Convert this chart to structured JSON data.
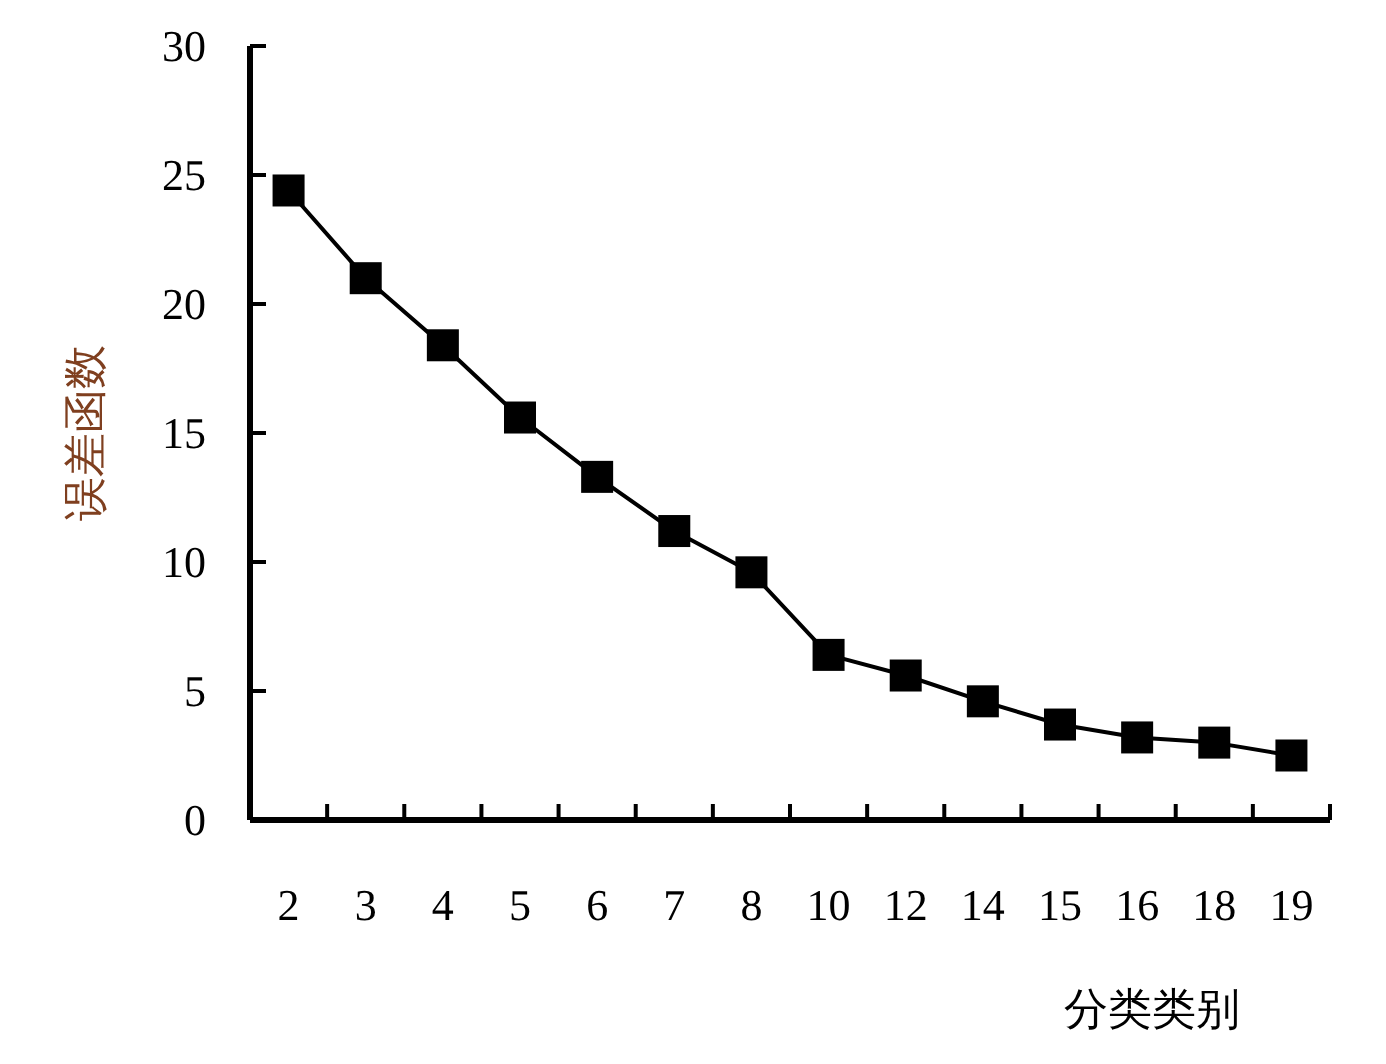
{
  "chart_data": {
    "type": "line",
    "xlabel": "分类类别",
    "ylabel": "误差函数",
    "categories": [
      "2",
      "3",
      "4",
      "5",
      "6",
      "7",
      "8",
      "10",
      "12",
      "14",
      "15",
      "16",
      "18",
      "19"
    ],
    "series": [
      {
        "color": "#000000",
        "values": [
          24.4,
          21.0,
          18.4,
          15.6,
          13.3,
          11.2,
          9.6,
          6.4,
          5.6,
          4.6,
          3.7,
          3.2,
          3.0,
          2.5
        ]
      }
    ],
    "ylim": [
      0,
      30
    ],
    "yticks": [
      0,
      5,
      10,
      15,
      20,
      25,
      30
    ],
    "marker": "square",
    "line_style": "solid"
  }
}
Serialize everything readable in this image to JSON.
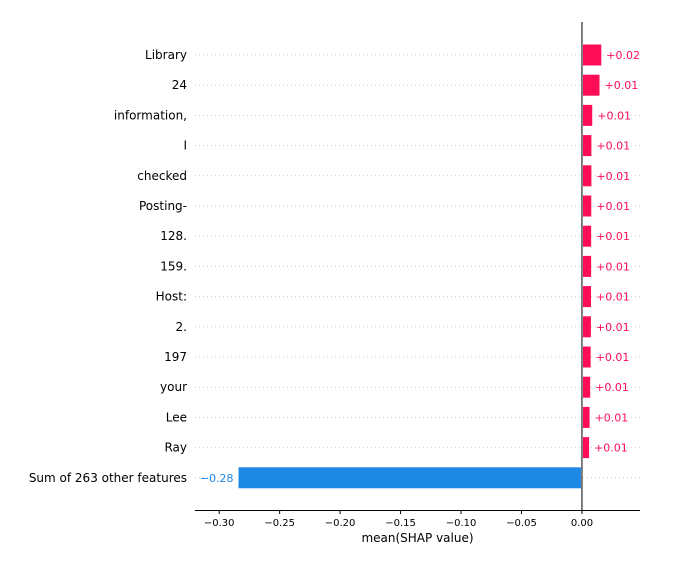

**********

Write down every line of the data above that includes the string "JSON".

Convert this chart to structured JSON data.
Serialize everything readable in this image to JSON.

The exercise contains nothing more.